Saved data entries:

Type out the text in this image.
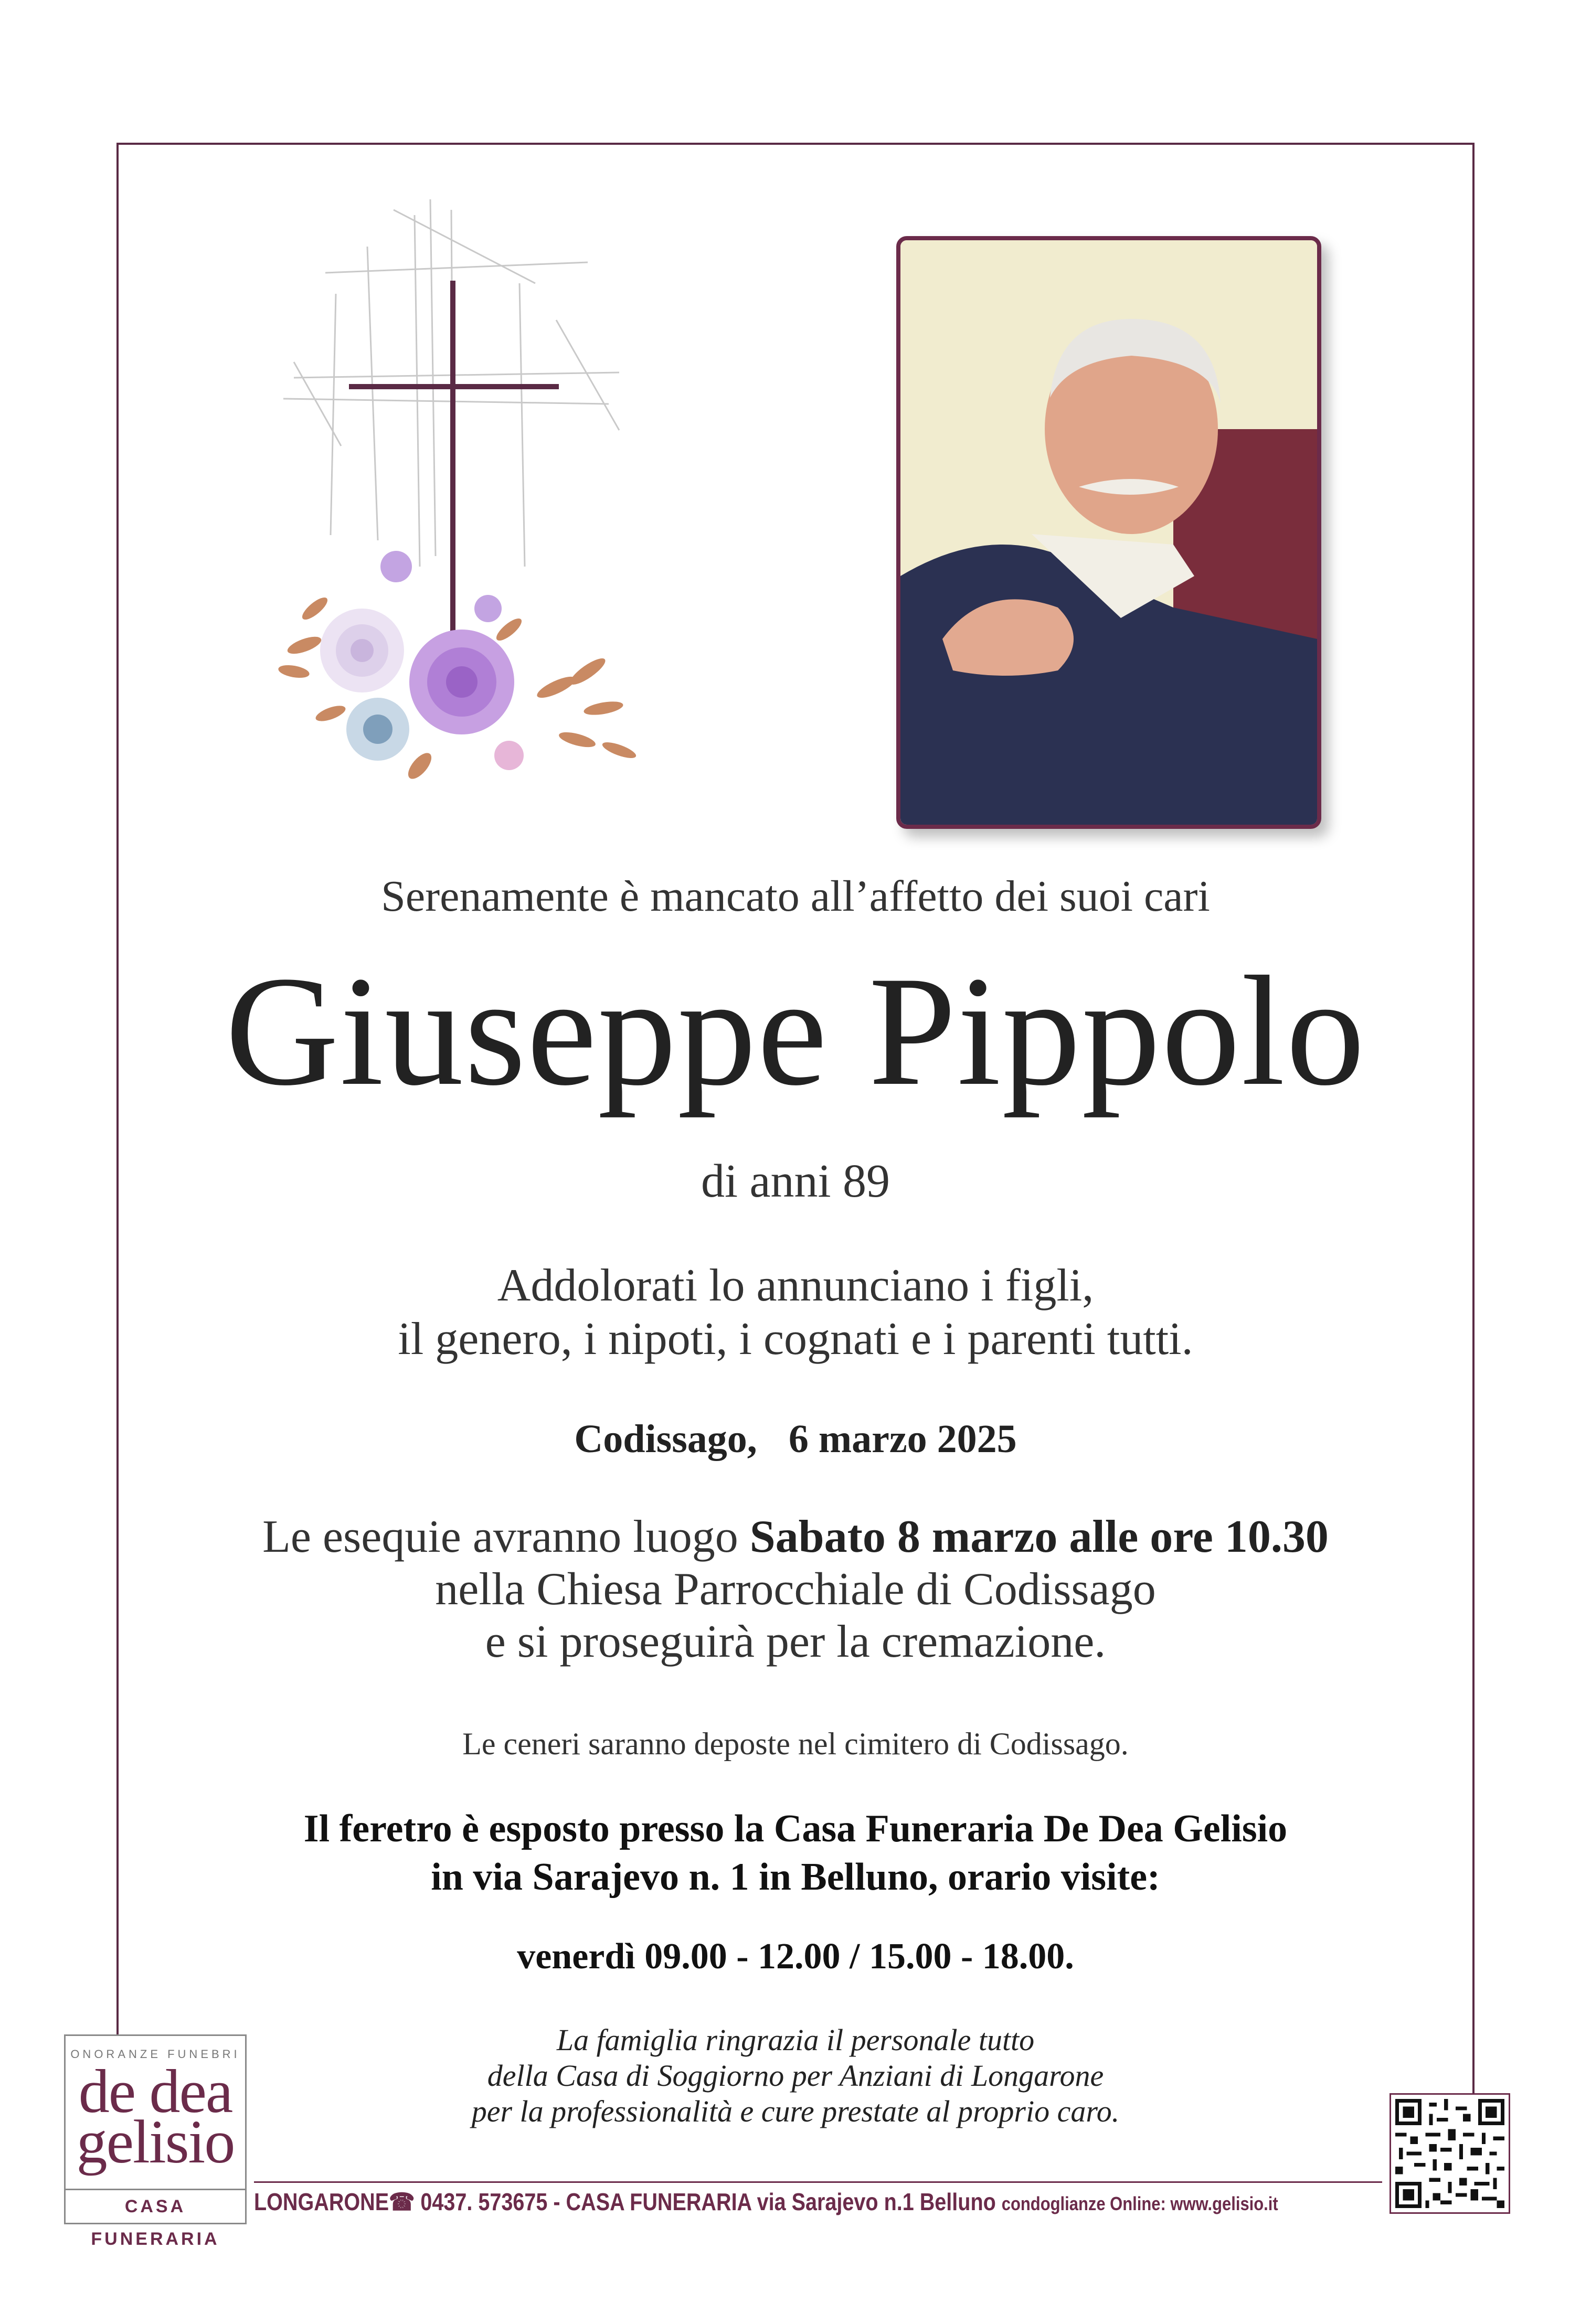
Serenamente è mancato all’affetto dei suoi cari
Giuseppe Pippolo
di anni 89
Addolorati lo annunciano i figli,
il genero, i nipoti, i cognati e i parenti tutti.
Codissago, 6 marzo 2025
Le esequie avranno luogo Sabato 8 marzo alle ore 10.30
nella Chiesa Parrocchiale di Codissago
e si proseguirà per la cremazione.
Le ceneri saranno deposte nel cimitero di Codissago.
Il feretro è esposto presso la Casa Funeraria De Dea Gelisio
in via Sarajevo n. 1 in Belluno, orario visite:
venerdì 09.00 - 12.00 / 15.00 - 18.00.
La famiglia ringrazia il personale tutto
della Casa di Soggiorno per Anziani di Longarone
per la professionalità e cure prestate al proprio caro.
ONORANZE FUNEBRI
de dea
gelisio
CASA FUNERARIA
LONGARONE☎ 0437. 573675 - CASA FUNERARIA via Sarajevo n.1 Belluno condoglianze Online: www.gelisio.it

### Written request:
Tally the lines in these entries that have the string "Belluno" in them, then answer with the count and nothing else.

### Response to this exercise:
2